■ TO BE DONE: Scan the data below. Pull out each line where "power" occurs.

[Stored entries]
┄┄┄┄┄┄┄┄┄┄┄┄┄┄┄┄┄┄┄┄

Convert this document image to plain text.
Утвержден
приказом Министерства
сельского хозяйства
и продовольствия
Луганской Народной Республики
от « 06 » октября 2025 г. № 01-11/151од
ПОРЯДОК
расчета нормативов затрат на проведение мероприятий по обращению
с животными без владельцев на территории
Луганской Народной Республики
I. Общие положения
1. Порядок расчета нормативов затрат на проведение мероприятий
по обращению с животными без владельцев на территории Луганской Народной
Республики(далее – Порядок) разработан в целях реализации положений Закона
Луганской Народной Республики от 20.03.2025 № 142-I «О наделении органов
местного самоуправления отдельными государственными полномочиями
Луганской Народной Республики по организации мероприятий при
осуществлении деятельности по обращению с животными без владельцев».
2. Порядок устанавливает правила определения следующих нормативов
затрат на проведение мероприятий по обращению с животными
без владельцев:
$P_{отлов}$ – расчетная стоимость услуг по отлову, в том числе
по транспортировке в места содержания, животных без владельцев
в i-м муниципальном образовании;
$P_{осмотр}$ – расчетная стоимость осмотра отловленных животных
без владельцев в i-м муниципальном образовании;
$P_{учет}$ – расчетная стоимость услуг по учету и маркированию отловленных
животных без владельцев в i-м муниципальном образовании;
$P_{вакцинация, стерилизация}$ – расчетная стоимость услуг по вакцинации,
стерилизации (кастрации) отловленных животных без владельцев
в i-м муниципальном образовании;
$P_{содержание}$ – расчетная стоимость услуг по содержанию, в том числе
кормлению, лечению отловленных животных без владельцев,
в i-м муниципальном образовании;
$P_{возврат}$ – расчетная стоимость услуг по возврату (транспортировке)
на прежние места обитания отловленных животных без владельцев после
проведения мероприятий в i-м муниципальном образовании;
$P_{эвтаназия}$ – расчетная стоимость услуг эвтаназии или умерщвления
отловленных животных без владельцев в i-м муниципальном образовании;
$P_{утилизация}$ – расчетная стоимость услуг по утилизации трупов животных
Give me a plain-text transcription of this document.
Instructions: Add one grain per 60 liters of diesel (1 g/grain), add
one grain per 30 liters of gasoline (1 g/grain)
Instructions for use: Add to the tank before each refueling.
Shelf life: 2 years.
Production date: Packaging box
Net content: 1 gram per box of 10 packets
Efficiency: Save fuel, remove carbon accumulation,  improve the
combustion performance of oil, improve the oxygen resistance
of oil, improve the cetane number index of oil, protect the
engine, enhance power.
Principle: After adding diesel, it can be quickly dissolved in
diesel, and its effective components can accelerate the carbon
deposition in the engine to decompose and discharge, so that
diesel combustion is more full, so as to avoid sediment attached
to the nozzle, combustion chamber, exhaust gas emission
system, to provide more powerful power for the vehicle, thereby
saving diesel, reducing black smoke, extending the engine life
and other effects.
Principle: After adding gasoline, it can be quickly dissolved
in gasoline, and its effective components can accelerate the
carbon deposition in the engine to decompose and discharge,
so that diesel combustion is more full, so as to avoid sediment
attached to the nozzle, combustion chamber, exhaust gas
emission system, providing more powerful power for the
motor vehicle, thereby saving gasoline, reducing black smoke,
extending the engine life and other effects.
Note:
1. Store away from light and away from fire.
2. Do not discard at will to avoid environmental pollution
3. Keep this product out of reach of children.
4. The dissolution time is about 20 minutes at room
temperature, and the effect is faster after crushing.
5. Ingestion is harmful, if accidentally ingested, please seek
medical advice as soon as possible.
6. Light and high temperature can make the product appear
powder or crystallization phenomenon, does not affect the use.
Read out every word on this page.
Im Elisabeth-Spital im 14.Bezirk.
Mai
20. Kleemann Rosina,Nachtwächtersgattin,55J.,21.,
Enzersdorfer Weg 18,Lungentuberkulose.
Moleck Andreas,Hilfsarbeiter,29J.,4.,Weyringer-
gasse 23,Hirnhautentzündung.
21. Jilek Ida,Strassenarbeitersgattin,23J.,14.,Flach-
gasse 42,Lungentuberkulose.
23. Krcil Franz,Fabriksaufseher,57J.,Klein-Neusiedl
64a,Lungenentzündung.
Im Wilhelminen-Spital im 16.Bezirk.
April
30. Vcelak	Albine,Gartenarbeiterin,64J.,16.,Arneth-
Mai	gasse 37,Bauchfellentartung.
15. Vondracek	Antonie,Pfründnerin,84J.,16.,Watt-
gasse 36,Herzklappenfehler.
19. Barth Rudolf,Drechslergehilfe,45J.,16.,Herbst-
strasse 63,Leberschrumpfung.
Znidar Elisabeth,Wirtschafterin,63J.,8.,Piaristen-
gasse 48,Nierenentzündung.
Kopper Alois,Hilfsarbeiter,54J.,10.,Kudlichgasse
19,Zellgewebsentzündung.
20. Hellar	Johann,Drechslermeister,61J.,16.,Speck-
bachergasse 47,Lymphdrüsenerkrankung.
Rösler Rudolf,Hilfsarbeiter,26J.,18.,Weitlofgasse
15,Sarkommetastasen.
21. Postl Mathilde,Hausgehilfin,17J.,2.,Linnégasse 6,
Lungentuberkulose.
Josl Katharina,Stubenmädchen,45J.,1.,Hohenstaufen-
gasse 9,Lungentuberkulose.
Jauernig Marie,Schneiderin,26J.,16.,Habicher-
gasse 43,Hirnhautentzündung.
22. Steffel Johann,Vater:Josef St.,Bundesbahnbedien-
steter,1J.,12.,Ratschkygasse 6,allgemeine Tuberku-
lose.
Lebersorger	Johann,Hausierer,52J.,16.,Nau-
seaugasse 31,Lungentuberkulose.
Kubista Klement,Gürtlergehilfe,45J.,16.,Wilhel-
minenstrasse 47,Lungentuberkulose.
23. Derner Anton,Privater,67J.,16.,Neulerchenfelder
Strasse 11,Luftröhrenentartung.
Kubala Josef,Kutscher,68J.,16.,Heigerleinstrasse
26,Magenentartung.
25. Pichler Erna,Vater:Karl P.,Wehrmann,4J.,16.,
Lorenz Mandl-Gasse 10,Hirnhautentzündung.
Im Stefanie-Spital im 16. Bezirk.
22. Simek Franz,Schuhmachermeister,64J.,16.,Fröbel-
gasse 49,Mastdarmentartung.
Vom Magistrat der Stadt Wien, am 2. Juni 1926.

┄┄┄┄┄┄┄┄┄┄┄┄┄┄┄┄┄┄┄┄

■ TASK SOLUTION:
engine, enhance power.
system, to provide more powerful power for the vehicle, thereby
emission system, providing more powerful power for the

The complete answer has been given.